Data provided =
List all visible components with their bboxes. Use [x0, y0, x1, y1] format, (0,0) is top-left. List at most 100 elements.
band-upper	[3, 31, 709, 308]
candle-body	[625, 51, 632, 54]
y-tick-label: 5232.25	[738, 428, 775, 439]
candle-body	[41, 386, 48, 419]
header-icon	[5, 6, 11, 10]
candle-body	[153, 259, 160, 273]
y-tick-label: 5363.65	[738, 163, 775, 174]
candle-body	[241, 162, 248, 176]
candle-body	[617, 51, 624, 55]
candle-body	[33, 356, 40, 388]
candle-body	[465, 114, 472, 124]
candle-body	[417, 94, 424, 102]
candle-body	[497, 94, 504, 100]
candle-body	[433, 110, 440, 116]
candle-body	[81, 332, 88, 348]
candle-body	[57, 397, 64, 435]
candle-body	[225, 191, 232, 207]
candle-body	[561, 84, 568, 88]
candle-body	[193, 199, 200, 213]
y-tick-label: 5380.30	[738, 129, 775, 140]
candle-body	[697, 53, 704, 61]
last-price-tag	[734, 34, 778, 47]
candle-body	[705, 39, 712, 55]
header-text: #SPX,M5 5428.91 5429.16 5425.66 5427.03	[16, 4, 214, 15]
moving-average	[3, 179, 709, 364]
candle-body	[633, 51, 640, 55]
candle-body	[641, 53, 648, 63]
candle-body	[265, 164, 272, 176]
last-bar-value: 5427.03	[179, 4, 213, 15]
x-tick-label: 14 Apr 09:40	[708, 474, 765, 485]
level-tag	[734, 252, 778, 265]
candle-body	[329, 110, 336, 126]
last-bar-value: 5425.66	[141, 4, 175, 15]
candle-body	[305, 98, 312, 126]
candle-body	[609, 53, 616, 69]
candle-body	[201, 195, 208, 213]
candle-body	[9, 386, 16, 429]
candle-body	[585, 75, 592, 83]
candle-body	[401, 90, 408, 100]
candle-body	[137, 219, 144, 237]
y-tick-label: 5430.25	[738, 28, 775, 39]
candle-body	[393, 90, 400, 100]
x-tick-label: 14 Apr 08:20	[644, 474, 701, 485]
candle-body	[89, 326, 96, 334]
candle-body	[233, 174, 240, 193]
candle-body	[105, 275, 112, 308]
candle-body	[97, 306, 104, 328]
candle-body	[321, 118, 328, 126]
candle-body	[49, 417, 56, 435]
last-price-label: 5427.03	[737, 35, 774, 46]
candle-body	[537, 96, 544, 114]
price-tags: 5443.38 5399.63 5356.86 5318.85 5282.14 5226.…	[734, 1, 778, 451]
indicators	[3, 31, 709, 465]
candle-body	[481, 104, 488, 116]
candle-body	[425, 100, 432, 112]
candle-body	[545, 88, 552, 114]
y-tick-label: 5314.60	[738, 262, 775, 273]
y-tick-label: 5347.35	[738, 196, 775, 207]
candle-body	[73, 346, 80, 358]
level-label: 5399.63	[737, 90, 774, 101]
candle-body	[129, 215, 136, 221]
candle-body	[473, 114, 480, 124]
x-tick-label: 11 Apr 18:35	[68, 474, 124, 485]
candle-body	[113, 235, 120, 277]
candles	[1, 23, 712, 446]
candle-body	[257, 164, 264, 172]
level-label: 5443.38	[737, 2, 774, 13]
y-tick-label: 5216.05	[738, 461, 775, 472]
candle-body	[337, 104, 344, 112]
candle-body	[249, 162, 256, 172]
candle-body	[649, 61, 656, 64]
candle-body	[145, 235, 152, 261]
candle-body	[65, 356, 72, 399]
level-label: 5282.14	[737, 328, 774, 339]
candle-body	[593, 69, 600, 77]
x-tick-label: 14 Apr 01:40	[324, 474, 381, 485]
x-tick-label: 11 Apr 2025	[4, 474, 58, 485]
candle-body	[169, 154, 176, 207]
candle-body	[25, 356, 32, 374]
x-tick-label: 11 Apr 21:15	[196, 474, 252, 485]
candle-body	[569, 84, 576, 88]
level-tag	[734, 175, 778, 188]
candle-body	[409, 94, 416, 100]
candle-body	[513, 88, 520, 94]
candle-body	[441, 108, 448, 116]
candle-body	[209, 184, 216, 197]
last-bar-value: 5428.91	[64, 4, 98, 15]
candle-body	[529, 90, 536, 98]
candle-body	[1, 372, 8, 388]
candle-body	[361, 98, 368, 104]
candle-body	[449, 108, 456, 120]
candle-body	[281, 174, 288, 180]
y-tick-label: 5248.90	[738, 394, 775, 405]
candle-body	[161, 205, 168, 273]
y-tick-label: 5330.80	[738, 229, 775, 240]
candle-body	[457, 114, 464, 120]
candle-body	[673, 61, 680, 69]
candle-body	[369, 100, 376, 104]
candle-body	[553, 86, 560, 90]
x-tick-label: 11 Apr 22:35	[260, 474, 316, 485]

What is needed = Can you turn the rows above into a Markdown table with a "No." column for the row number and a "Line" column for the line itself, leaving out any blank lines?

Exercise response =
| No. | Line |
|---|---|
| 1 | List all visible components with their bboxes. Use [x0, y0, x1, y1] format, (0,0) is top-left. List at most 100 elements. |
| 2 | band-upper	[3, 31, 709, 308] |
| 3 | candle-body	[625, 51, 632, 54] |
| 4 | y-tick-label: 5232.25	[738, 428, 775, 439] |
| 5 | candle-body	[41, 386, 48, 419] |
| 6 | header-icon	[5, 6, 11, 10] |
| 7 | candle-body	[153, 259, 160, 273] |
| 8 | y-tick-label: 5363.65	[738, 163, 775, 174] |
| 9 | candle-body	[241, 162, 248, 176] |
| 10 | candle-body	[617, 51, 624, 55] |
| 11 | candle-body	[33, 356, 40, 388] |
| 12 | candle-body	[465, 114, 472, 124] |
| 13 | candle-body	[417, 94, 424, 102] |
| 14 | candle-body	[497, 94, 504, 100] |
| 15 | candle-body	[433, 110, 440, 116] |
| 16 | candle-body	[81, 332, 88, 348] |
| 17 | candle-body	[57, 397, 64, 435] |
| 18 | candle-body	[225, 191, 232, 207] |
| 19 | candle-body	[561, 84, 568, 88] |
| 20 | candle-body	[193, 199, 200, 213] |
| 21 | y-tick-label: 5380.30	[738, 129, 775, 140] |
| 22 | candle-body	[697, 53, 704, 61] |
| 23 | last-price-tag	[734, 34, 778, 47] |
| 24 | candle-body	[705, 39, 712, 55] |
| 25 | header-text: #SPX,M5 5428.91 5429.16 5425.66 5427.03	[16, 4, 214, 15] |
| 26 | moving-average	[3, 179, 709, 364] |
| 27 | candle-body	[633, 51, 640, 55] |
| 28 | candle-body	[641, 53, 648, 63] |
| 29 | candle-body	[265, 164, 272, 176] |
| 30 | last-bar-value: 5427.03	[179, 4, 213, 15] |
| 31 | x-tick-label: 14 Apr 09:40	[708, 474, 765, 485] |
| 32 | level-tag	[734, 252, 778, 265] |
| 33 | candle-body	[329, 110, 336, 126] |
| 34 | last-bar-value: 5425.66	[141, 4, 175, 15] |
| 35 | candle-body	[305, 98, 312, 126] |
| 36 | candle-body	[609, 53, 616, 69] |
| 37 | candle-body	[201, 195, 208, 213] |
| 38 | candle-body	[9, 386, 16, 429] |
| 39 | candle-body	[585, 75, 592, 83] |
| 40 | candle-body	[401, 90, 408, 100] |
| 41 | candle-body	[137, 219, 144, 237] |
| 42 | y-tick-label: 5430.25	[738, 28, 775, 39] |
| 43 | candle-body	[393, 90, 400, 100] |
| 44 | x-tick-label: 14 Apr 08:20	[644, 474, 701, 485] |
| 45 | candle-body	[89, 326, 96, 334] |
| 46 | candle-body	[233, 174, 240, 193] |
| 47 | candle-body	[105, 275, 112, 308] |
| 48 | candle-body	[97, 306, 104, 328] |
| 49 | candle-body	[321, 118, 328, 126] |
| 50 | candle-body	[49, 417, 56, 435] |
| 51 | last-price-label: 5427.03	[737, 35, 774, 46] |
| 52 | candle-body	[537, 96, 544, 114] |
| 53 | price-tags: 5443.38 5399.63 5356.86 5318.85 5282.14 5226.…	[734, 1, 778, 451] |
| 54 | indicators	[3, 31, 709, 465] |
| 55 | candle-body	[481, 104, 488, 116] |
| 56 | candle-body	[425, 100, 432, 112] |
| 57 | candle-body	[545, 88, 552, 114] |
| 58 | y-tick-label: 5314.60	[738, 262, 775, 273] |
| 59 | y-tick-label: 5347.35	[738, 196, 775, 207] |
| 60 | candle-body	[73, 346, 80, 358] |
| 61 | level-label: 5399.63	[737, 90, 774, 101] |
| 62 | candle-body	[129, 215, 136, 221] |
| 63 | candle-body	[473, 114, 480, 124] |
| 64 | x-tick-label: 11 Apr 18:35	[68, 474, 124, 485] |
| 65 | candle-body	[113, 235, 120, 277] |
| 66 | candles	[1, 23, 712, 446] |
| 67 | candle-body	[257, 164, 264, 172] |
| 68 | level-label: 5443.38	[737, 2, 774, 13] |
| 69 | y-tick-label: 5216.05	[738, 461, 775, 472] |
| 70 | candle-body	[337, 104, 344, 112] |
| 71 | candle-body	[249, 162, 256, 172] |
| 72 | candle-body	[649, 61, 656, 64] |
| 73 | candle-body	[145, 235, 152, 261] |
| 74 | candle-body	[65, 356, 72, 399] |
| 75 | level-label: 5282.14	[737, 328, 774, 339] |
| 76 | candle-body	[593, 69, 600, 77] |
| 77 | x-tick-label: 14 Apr 01:40	[324, 474, 381, 485] |
| 78 | x-tick-label: 11 Apr 2025	[4, 474, 58, 485] |
| 79 | candle-body	[169, 154, 176, 207] |
| 80 | candle-body	[25, 356, 32, 374] |
| 81 | x-tick-label: 11 Apr 21:15	[196, 474, 252, 485] |
| 82 | candle-body	[569, 84, 576, 88] |
| 83 | level-tag	[734, 175, 778, 188] |
| 84 | candle-body	[409, 94, 416, 100] |
| 85 | candle-body	[513, 88, 520, 94] |
| 86 | candle-body	[441, 108, 448, 116] |
| 87 | candle-body	[209, 184, 216, 197] |
| 88 | last-bar-value: 5428.91	[64, 4, 98, 15] |
| 89 | candle-body	[529, 90, 536, 98] |
| 90 | candle-body	[1, 372, 8, 388] |
| 91 | candle-body	[361, 98, 368, 104] |
| 92 | candle-body	[449, 108, 456, 120] |
| 93 | candle-body	[281, 174, 288, 180] |
| 94 | y-tick-label: 5248.90	[738, 394, 775, 405] |
| 95 | candle-body	[161, 205, 168, 273] |
| 96 | y-tick-label: 5330.80	[738, 229, 775, 240] |
| 97 | candle-body	[457, 114, 464, 120] |
| 98 | candle-body	[673, 61, 680, 69] |
| 99 | candle-body	[369, 100, 376, 104] |
| 100 | candle-body	[553, 86, 560, 90] |
| 101 | x-tick-label: 11 Apr 22:35	[260, 474, 316, 485] |